- [WORKING DATA]:
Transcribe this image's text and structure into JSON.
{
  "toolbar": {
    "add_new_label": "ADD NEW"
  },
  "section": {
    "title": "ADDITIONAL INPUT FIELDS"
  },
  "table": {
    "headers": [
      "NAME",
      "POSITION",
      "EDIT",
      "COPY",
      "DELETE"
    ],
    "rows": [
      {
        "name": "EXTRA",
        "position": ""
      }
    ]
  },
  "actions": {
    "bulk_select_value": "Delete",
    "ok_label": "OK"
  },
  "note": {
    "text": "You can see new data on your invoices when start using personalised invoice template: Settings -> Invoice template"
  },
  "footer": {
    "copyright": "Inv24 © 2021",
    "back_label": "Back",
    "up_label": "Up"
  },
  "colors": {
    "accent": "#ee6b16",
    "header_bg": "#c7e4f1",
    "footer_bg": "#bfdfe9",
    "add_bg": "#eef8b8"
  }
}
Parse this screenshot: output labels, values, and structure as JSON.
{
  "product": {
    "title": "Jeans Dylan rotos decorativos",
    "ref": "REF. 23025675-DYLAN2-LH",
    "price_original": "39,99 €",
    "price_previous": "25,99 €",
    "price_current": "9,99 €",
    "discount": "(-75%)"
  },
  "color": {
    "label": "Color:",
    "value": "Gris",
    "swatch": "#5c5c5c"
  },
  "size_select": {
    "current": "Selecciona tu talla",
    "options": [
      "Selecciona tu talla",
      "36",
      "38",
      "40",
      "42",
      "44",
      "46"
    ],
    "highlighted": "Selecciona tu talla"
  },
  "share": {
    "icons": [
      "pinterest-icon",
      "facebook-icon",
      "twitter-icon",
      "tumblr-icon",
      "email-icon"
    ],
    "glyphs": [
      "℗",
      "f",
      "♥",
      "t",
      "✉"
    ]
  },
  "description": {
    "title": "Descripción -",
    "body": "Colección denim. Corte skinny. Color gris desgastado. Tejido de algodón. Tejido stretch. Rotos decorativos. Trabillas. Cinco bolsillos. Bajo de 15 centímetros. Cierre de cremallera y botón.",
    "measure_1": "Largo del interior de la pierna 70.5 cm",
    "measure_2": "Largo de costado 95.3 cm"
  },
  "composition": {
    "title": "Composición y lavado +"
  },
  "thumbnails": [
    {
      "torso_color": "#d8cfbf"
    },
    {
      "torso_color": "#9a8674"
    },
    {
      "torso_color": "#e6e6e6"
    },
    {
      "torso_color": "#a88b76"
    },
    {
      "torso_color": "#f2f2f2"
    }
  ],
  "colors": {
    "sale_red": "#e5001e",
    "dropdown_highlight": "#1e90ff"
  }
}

- [PROBLEM TO SOLVE]: Each line of the listing above should be output exactly.

- [FULL OUTPUT]:
Transcribe this image's text and structure into JSON.
{
  "toolbar": {
    "add_new_label": "ADD NEW"
  },
  "section": {
    "title": "ADDITIONAL INPUT FIELDS"
  },
  "table": {
    "headers": [
      "NAME",
      "POSITION",
      "EDIT",
      "COPY",
      "DELETE"
    ],
    "rows": [
      {
        "name": "EXTRA",
        "position": ""
      }
    ]
  },
  "actions": {
    "bulk_select_value": "Delete",
    "ok_label": "OK"
  },
  "note": {
    "text": "You can see new data on your invoices when start using personalised invoice template: Settings -> Invoice template"
  },
  "footer": {
    "copyright": "Inv24 © 2021",
    "back_label": "Back",
    "up_label": "Up"
  },
  "colors": {
    "accent": "#ee6b16",
    "header_bg": "#c7e4f1",
    "footer_bg": "#bfdfe9",
    "add_bg": "#eef8b8"
  }
}
Parse this screenshot: output labels, values, and structure as JSON.
{
  "product": {
    "title": "Jeans Dylan rotos decorativos",
    "ref": "REF. 23025675-DYLAN2-LH",
    "price_original": "39,99 €",
    "price_previous": "25,99 €",
    "price_current": "9,99 €",
    "discount": "(-75%)"
  },
  "color": {
    "label": "Color:",
    "value": "Gris",
    "swatch": "#5c5c5c"
  },
  "size_select": {
    "current": "Selecciona tu talla",
    "options": [
      "Selecciona tu talla",
      "36",
      "38",
      "40",
      "42",
      "44",
      "46"
    ],
    "highlighted": "Selecciona tu talla"
  },
  "share": {
    "icons": [
      "pinterest-icon",
      "facebook-icon",
      "twitter-icon",
      "tumblr-icon",
      "email-icon"
    ],
    "glyphs": [
      "℗",
      "f",
      "♥",
      "t",
      "✉"
    ]
  },
  "description": {
    "title": "Descripción -",
    "body": "Colección denim. Corte skinny. Color gris desgastado. Tejido de algodón. Tejido stretch. Rotos decorativos. Trabillas. Cinco bolsillos. Bajo de 15 centímetros. Cierre de cremallera y botón.",
    "measure_1": "Largo del interior de la pierna 70.5 cm",
    "measure_2": "Largo de costado 95.3 cm"
  },
  "composition": {
    "title": "Composición y lavado +"
  },
  "thumbnails": [
    {
      "torso_color": "#d8cfbf"
    },
    {
      "torso_color": "#9a8674"
    },
    {
      "torso_color": "#e6e6e6"
    },
    {
      "torso_color": "#a88b76"
    },
    {
      "torso_color": "#f2f2f2"
    }
  ],
  "colors": {
    "sale_red": "#e5001e",
    "dropdown_highlight": "#1e90ff"
  }
}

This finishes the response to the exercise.